Data excerpts
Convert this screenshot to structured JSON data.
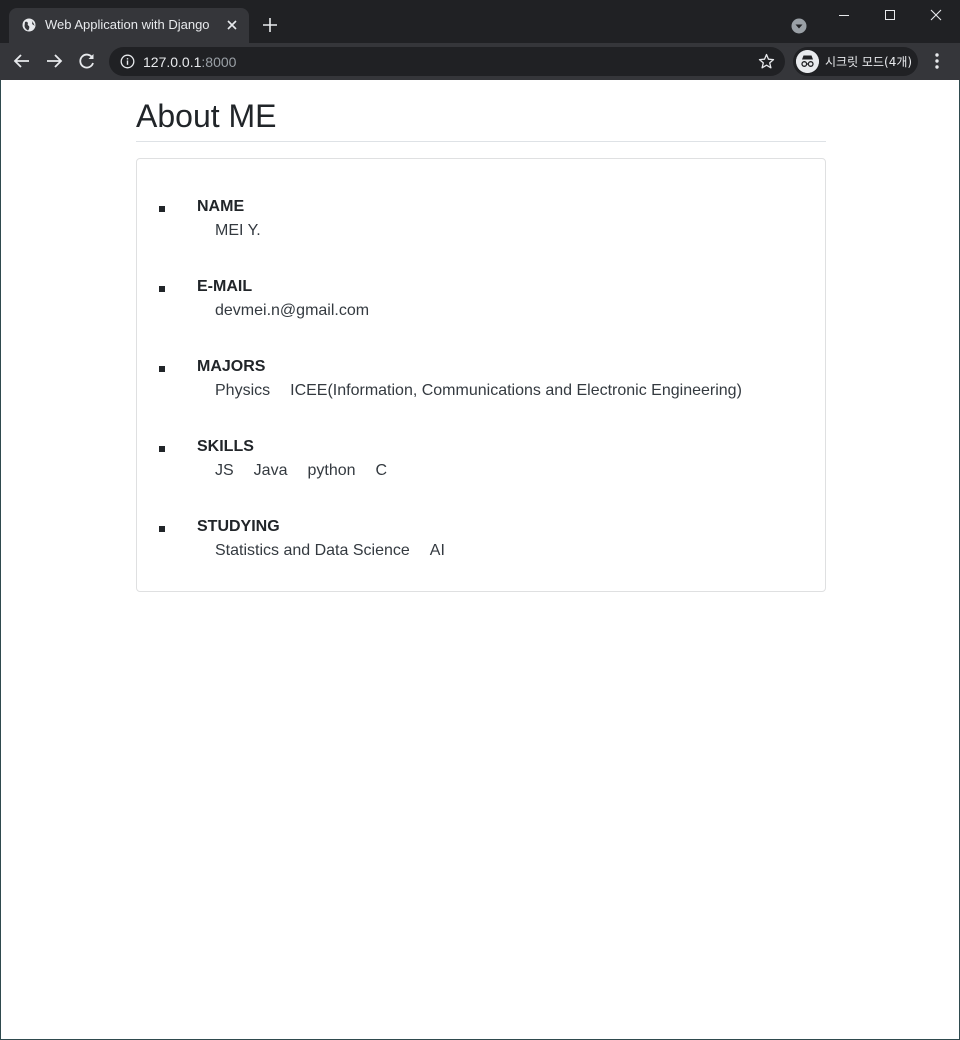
{
  "browser": {
    "tab_title": "Web Application with Django",
    "url_host": "127.0.0.1",
    "url_port": ":8000",
    "incognito_label": "시크릿 모드(4개)"
  },
  "page": {
    "title": "About ME",
    "items": [
      {
        "label": "NAME",
        "values": [
          "MEI Y."
        ]
      },
      {
        "label": "E-MAIL",
        "values": [
          "devmei.n@gmail.com"
        ]
      },
      {
        "label": "MAJORS",
        "values": [
          "Physics",
          "ICEE(Information, Communications and Electronic Engineering)"
        ]
      },
      {
        "label": "SKILLS",
        "values": [
          "JS",
          "Java",
          "python",
          "C"
        ]
      },
      {
        "label": "STUDYING",
        "values": [
          "Statistics and Data Science",
          "AI"
        ]
      }
    ]
  }
}
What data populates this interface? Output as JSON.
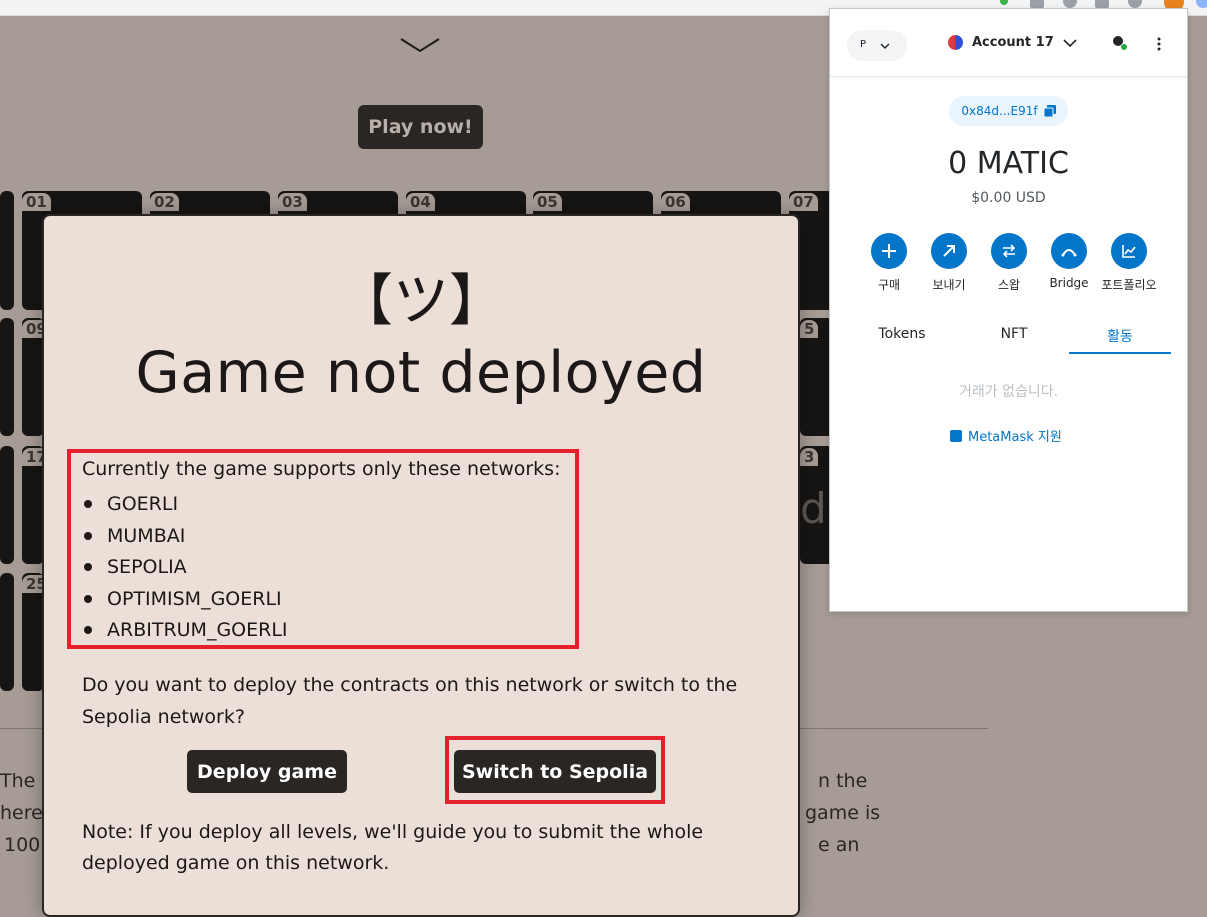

● STATED EXERCISE:
Write out the material above once more, exactly as it reads, with no pictures.

● RESULT OF THE TASK:
Convert this screenshot to structured JSON data.
{
  "browser": {
    "tab_title": "Web Application with Django",
    "url_host": "127.0.0.1",
    "url_port": ":8000",
    "incognito_label": "시크릿 모드(4개)"
  },
  "page": {
    "title": "About ME",
    "items": [
      {
        "label": "NAME",
        "values": [
          "MEI Y."
        ]
      },
      {
        "label": "E-MAIL",
        "values": [
          "devmei.n@gmail.com"
        ]
      },
      {
        "label": "MAJORS",
        "values": [
          "Physics",
          "ICEE(Information, Communications and Electronic Engineering)"
        ]
      },
      {
        "label": "SKILLS",
        "values": [
          "JS",
          "Java",
          "python",
          "C"
        ]
      },
      {
        "label": "STUDYING",
        "values": [
          "Statistics and Data Science",
          "AI"
        ]
      }
    ]
  }
}
What data populates this interface? Output as JSON.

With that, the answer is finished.